→ Task goal
Copy out the lines of the records between the one containing "bond CH2 to I carbon half [65, 171, 83, 193]" and the one containing "Decompose this screenshot", inclusive, leaving the pictures out of your answer.
>> Start Data
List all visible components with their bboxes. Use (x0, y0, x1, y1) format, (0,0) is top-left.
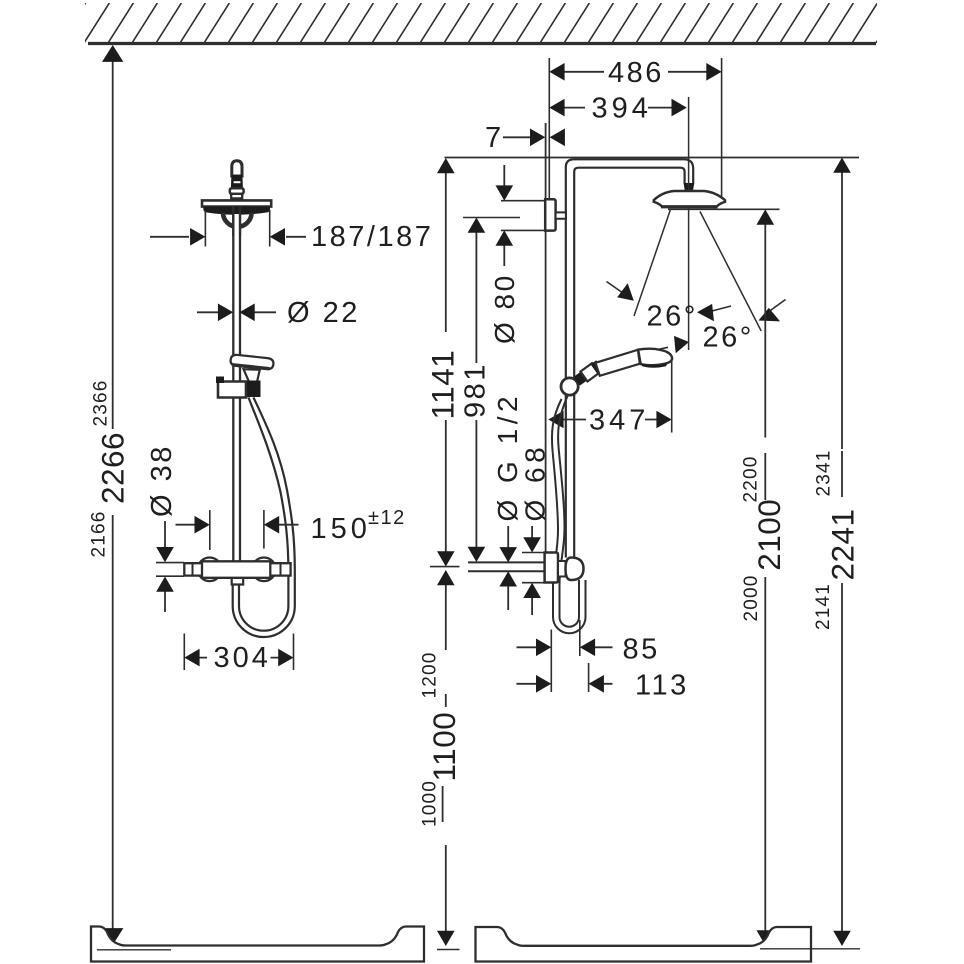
air knob (232, 161, 242, 176)
arrow down at tray (102, 928, 123, 945)
486/394 left extension line (548, 58, 550, 205)
svg-text:486: 486 (608, 57, 664, 89)
svg-text:7: 7 (485, 122, 504, 154)
head connector (684, 183, 695, 192)
hose U-turn (side view) (553, 580, 586, 633)
svg-text:981: 981 (460, 362, 492, 418)
dim 1000/1100/1200 line (445, 584, 447, 932)
dim 2141/2241/2341 line (841, 172, 843, 933)
hose from hand shower (side view) (552, 399, 562, 617)
riser pipe (side view) (566, 205, 574, 558)
svg-text:2141: 2141 (813, 583, 834, 630)
wall line (545, 123, 547, 553)
svg-text:1141: 1141 (425, 350, 461, 420)
supply pipe in wall (468, 562, 545, 571)
knob collar (230, 188, 244, 194)
hand shower (side view) pivot (561, 378, 578, 395)
svg-text:Ø 22: Ø 22 (287, 297, 360, 329)
wall bracket plate (545, 199, 555, 230)
connector ring (558, 561, 566, 577)
hose from hand shower down (left view) (254, 398, 295, 607)
ceiling line (88, 42, 876, 45)
svg-text:113: 113 (635, 670, 689, 702)
svg-text:2366: 2366 (91, 379, 112, 426)
svg-text:Ø 38: Ø 38 (146, 444, 178, 517)
head of hand shower (638, 349, 672, 366)
dim 486 (721, 58, 723, 197)
holder tab (black) (216, 377, 224, 384)
overhead shower head (side) (654, 191, 725, 207)
label 2166 (89, 510, 110, 557)
dim line at thermostat level (430, 566, 460, 568)
svg-text:2241: 2241 (825, 508, 861, 580)
dim diameter 38 (146, 444, 178, 517)
svg-text:187/187: 187/187 (311, 221, 433, 253)
arrow up at ceiling (102, 45, 123, 62)
svg-text:2000: 2000 (741, 574, 762, 621)
head plate slab (202, 200, 271, 206)
svg-text:26°: 26° (647, 301, 698, 333)
svg-text:2266: 2266 (95, 432, 131, 504)
svg-text:2341: 2341 (814, 449, 835, 496)
svg-text:304: 304 (214, 642, 271, 674)
svg-text:2166: 2166 (89, 510, 110, 557)
left shower tray (91, 927, 424, 962)
dim 981 line (463, 217, 520, 219)
svg-text:150: 150 (311, 513, 371, 545)
wall-height dimension line 2166/2266/2366 (112, 57, 114, 931)
ball joint arc under plate (223, 213, 252, 227)
svg-text:±12: ±12 (368, 507, 406, 529)
svg-text:Ø 68: Ø 68 (520, 443, 551, 522)
dim 85 (551, 620, 580, 692)
holder body (218, 382, 246, 398)
label 2266 (95, 432, 131, 504)
hand shower cone (244, 369, 260, 384)
top reference line (445, 157, 860, 159)
riser pipe (233, 205, 240, 562)
dim 347 (671, 361, 673, 433)
holder wedge black (574, 366, 596, 386)
label 2366 (91, 379, 112, 426)
svg-text:1200: 1200 (420, 651, 441, 698)
svg-text:Ø G 1/2: Ø G 1/2 (492, 392, 523, 522)
dim diameter 68 (520, 443, 551, 522)
dim 187/187 (205, 210, 269, 247)
line at head bottom to right (668, 208, 780, 210)
dim 394 (563, 107, 672, 109)
shower arm (566, 159, 693, 205)
holder clamp (black) (246, 381, 261, 398)
dim 113 (588, 663, 590, 692)
handle (596, 350, 641, 376)
head plate dark band (203, 207, 270, 215)
dim diameter 22 (197, 311, 276, 313)
svg-text:347: 347 (589, 405, 649, 437)
hose U-turn (left view) (233, 585, 295, 638)
svg-text:Ø 80: Ø 80 (489, 273, 520, 344)
dim 304 (184, 634, 293, 671)
bracket pin (556, 212, 566, 218)
svg-text:1100: 1100 (426, 712, 462, 782)
dim 2000/2100/2200 line (764, 224, 766, 932)
hand shower head (left view) (230, 354, 274, 369)
thermostat bar (198, 558, 222, 582)
right shower tray (476, 927, 812, 962)
escutcheon (545, 553, 558, 583)
hose nut (566, 558, 584, 581)
dim 150 +-12 (210, 510, 264, 550)
center/spray axis line (688, 97, 690, 350)
black band on handle (591, 360, 604, 374)
svg-text:85: 85 (623, 634, 660, 666)
svg-text:2100: 2100 (751, 499, 787, 571)
dim G 1/2 (492, 392, 523, 522)
pipe overlay through arc (235, 214, 239, 236)
svg-text:2200: 2200 (741, 455, 762, 502)
svg-text:394: 394 (592, 93, 652, 125)
dim diameter 80 (501, 201, 545, 231)
svg-text:1000: 1000 (420, 780, 441, 827)
svg-text:26°: 26° (703, 322, 754, 354)
dim 1141 line (445, 172, 447, 553)
spray cone lines (634, 210, 670, 316)
hose outlet under thermostat (232, 578, 244, 585)
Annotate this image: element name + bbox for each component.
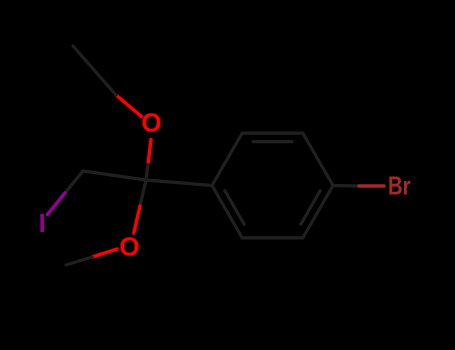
bond CH2 to I carbon half [65, 171, 83, 193]
benzene double bond top [253, 140, 292, 143]
bond ring to Br carbon half [333, 184, 359, 188]
bond ring to Br bromine half [359, 184, 384, 187]
bond C1 to CH2 [83, 171, 146, 180]
svg-text:I: I [39, 208, 46, 238]
bond CH2 to I iodine half [48, 193, 66, 215]
bond O2 to methyl carbon half [66, 257, 92, 265]
bond C1 to O1 carbon half [146, 162, 148, 180]
bond C1(acetal) to ring [146, 180, 212, 186]
bond C1 to O1 oxygen half [148, 140, 151, 163]
benzene double bond lower-right [301, 191, 320, 225]
svg-text:O: O [119, 232, 139, 262]
bond O2 to methyl red half [92, 249, 117, 257]
benzene ring outline [212, 133, 333, 238]
benzene double bond lower-left [225, 191, 244, 225]
bond C1 to O2 oxygen half [134, 206, 140, 233]
bond O1 to methyl carbon half [73, 46, 116, 95]
svg-text:O: O [141, 108, 161, 138]
bond C1 to O2 carbon half [140, 180, 146, 206]
svg-text:Br: Br [388, 171, 411, 201]
bond O1 to methyl red half [116, 95, 142, 117]
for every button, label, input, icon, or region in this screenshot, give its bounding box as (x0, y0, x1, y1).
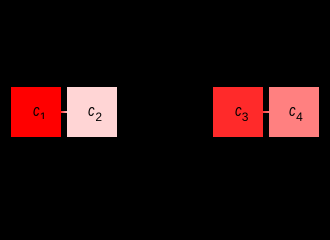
wire: connector between C3 and C4 (261, 111, 270, 113)
node C2: pale pink square (67, 87, 117, 137)
node C1: red square (11, 87, 61, 137)
label c3 (234, 101, 236, 103)
label c4 (288, 101, 290, 103)
label c1 (32, 101, 34, 103)
cover for digit-1 foot serif (39, 119, 48, 121)
label c2 (87, 101, 89, 103)
wire: connector between C1 and C2 (59, 111, 68, 113)
node C4: salmon square (269, 87, 319, 137)
node C3: light red square (213, 87, 263, 137)
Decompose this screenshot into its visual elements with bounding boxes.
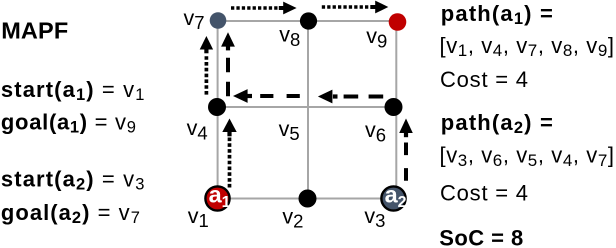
arrow a1 path v1->v4 (dotted)	[222, 119, 236, 188]
svg-text:a2: a2	[385, 182, 407, 212]
wire v2-v5-v8 middle vertical	[307, 21, 309, 199]
arrow a2 path v3->v6 (dashed)	[399, 119, 413, 181]
node v8	[300, 12, 317, 29]
node v6	[385, 98, 403, 116]
svg-text:v8: v8	[279, 23, 300, 51]
wire v1-v4-v7 left vertical	[217, 21, 219, 199]
svg-text:[v1, v4, v7, v8, v9]: [v1, v4, v7, v8, v9]	[440, 33, 615, 60]
node v2	[299, 190, 317, 208]
wire v4-v5-v6 middle horizontal	[217, 106, 396, 108]
svg-text:goal(a1) = v9: goal(a1) = v9	[1, 110, 136, 137]
svg-text:goal(a2) = v7: goal(a2) = v7	[1, 200, 140, 227]
svg-text:a1: a1	[209, 182, 231, 212]
wire v7-v8-v9 top horizontal	[218, 20, 397, 22]
wire v1-v2-v3 bottom horizontal	[217, 198, 396, 200]
agent a1 at v1	[205, 182, 230, 212]
svg-text:v3: v3	[364, 204, 385, 231]
arrow a1 path v8->v9 (dotted)	[322, 1, 389, 14]
svg-text:v2: v2	[282, 205, 303, 232]
node v9	[389, 13, 407, 31]
svg-text:v9: v9	[366, 24, 387, 52]
svg-text:v1: v1	[188, 204, 209, 231]
svg-text:v4: v4	[187, 116, 208, 143]
svg-text:path(a2) =: path(a2) =	[441, 110, 553, 137]
arrow a1 path v7->v8 (dotted)	[231, 2, 297, 15]
arrow a1 path v4->v7 (dotted)	[200, 36, 213, 95]
arrow a2 path v6->v5 (dashed)	[318, 90, 383, 104]
svg-text:SoC = 8: SoC = 8	[439, 225, 523, 248]
svg-text:path(a1) =: path(a1) =	[441, 1, 553, 28]
svg-text:start(a1) = v1: start(a1) = v1	[1, 77, 145, 104]
svg-text:MAPF: MAPF	[1, 18, 68, 44]
node v7	[210, 12, 227, 29]
svg-text:Cost = 4: Cost = 4	[440, 67, 528, 92]
svg-text:Cost = 4: Cost = 4	[440, 181, 528, 206]
wire v3-v6-v9 right vertical	[395, 22, 397, 199]
agent a2 at v3	[381, 182, 406, 212]
svg-text:start(a2) = v3: start(a2) = v3	[1, 167, 145, 194]
arrow a2 path v5->v4 (dashed)	[233, 89, 300, 103]
arrow a2 path v4->v7 (dashed)	[221, 32, 235, 96]
svg-text:v5: v5	[279, 117, 300, 144]
svg-text:v7: v7	[184, 6, 205, 33]
svg-text:v6: v6	[365, 118, 386, 145]
node v4	[208, 98, 226, 116]
svg-text:[v3, v6, v5, v4, v7]: [v3, v6, v5, v4, v7]	[440, 142, 615, 169]
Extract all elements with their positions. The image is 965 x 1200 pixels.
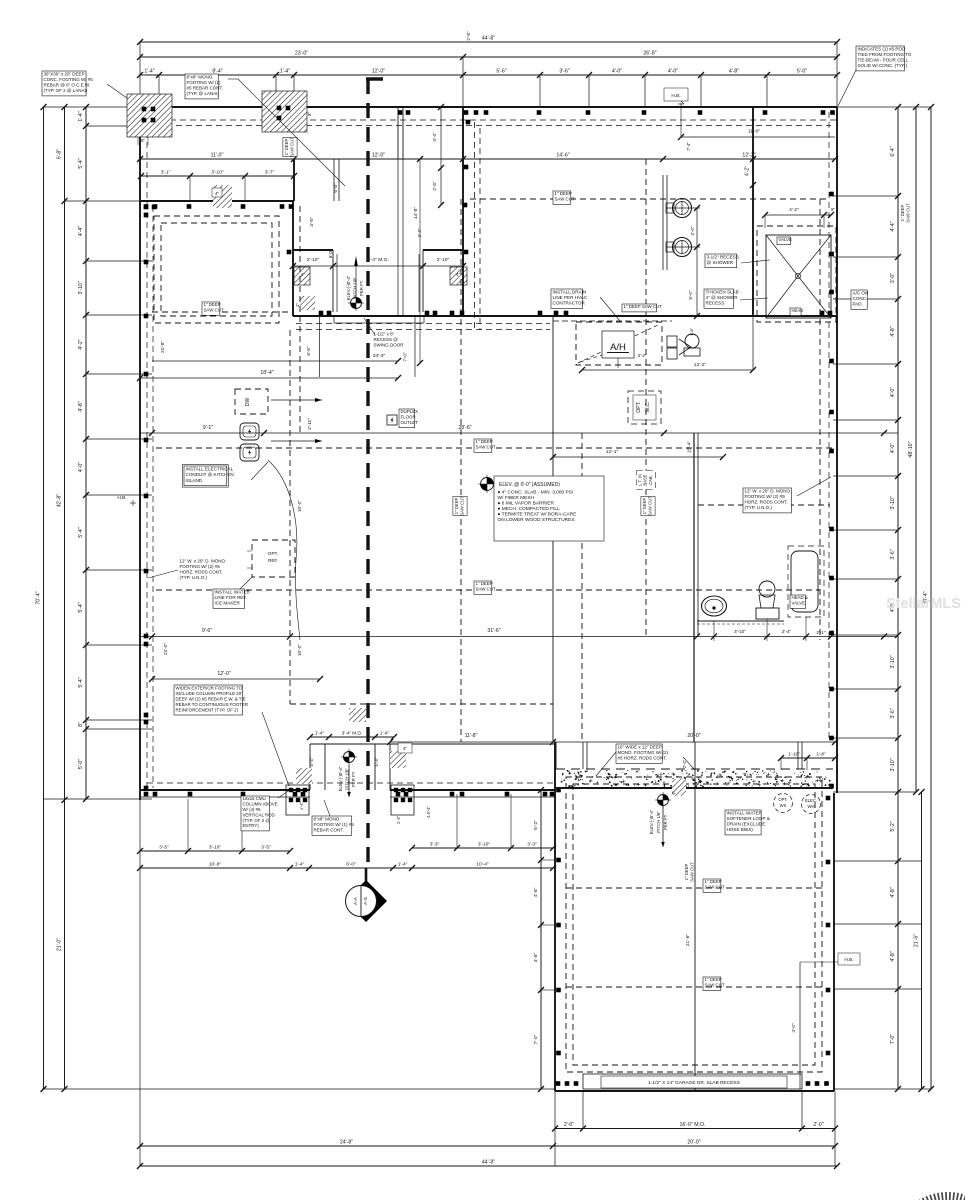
>> End Data
→ Answer below
bond CH2 to I carbon half [65, 171, 83, 193]
benzene double bond top [253, 140, 292, 143]
bond ring to Br carbon half [333, 184, 359, 188]
bond ring to Br bromine half [359, 184, 384, 187]
bond C1 to CH2 [83, 171, 146, 180]
svg-text:I: I [39, 208, 46, 238]
bond CH2 to I iodine half [48, 193, 66, 215]
bond O2 to methyl carbon half [66, 257, 92, 265]
bond C1 to O1 carbon half [146, 162, 148, 180]
bond C1(acetal) to ring [146, 180, 212, 186]
bond C1 to O1 oxygen half [148, 140, 151, 163]
benzene double bond lower-right [301, 191, 320, 225]
svg-text:O: O [119, 232, 139, 262]
bond O2 to methyl red half [92, 249, 117, 257]
benzene ring outline [212, 133, 333, 238]
benzene double bond lower-left [225, 191, 244, 225]
bond C1 to O2 oxygen half [134, 206, 140, 233]
bond O1 to methyl carbon half [73, 46, 116, 95]
svg-text:O: O [141, 108, 161, 138]
bond C1 to O2 carbon half [140, 180, 146, 206]
svg-text:Br: Br [388, 171, 411, 201]
bond O1 to methyl red half [116, 95, 142, 117]
for every button, label, input, icon, or region in this screenshot, give its bounding box as (x0, y0, x1, y1).
wire: connector between C3 and C4 (261, 111, 270, 113)
node C2: pale pink square (67, 87, 117, 137)
node C1: red square (11, 87, 61, 137)
label c3 (234, 101, 236, 103)
label c4 (288, 101, 290, 103)
label c1 (32, 101, 34, 103)
cover for digit-1 foot serif (39, 119, 48, 121)
label c2 (87, 101, 89, 103)
wire: connector between C1 and C2 (59, 111, 68, 113)
node C4: salmon square (269, 87, 319, 137)
node C3: light red square (213, 87, 263, 137)
Decompose this screenshot into its visual elements with bounding boxes.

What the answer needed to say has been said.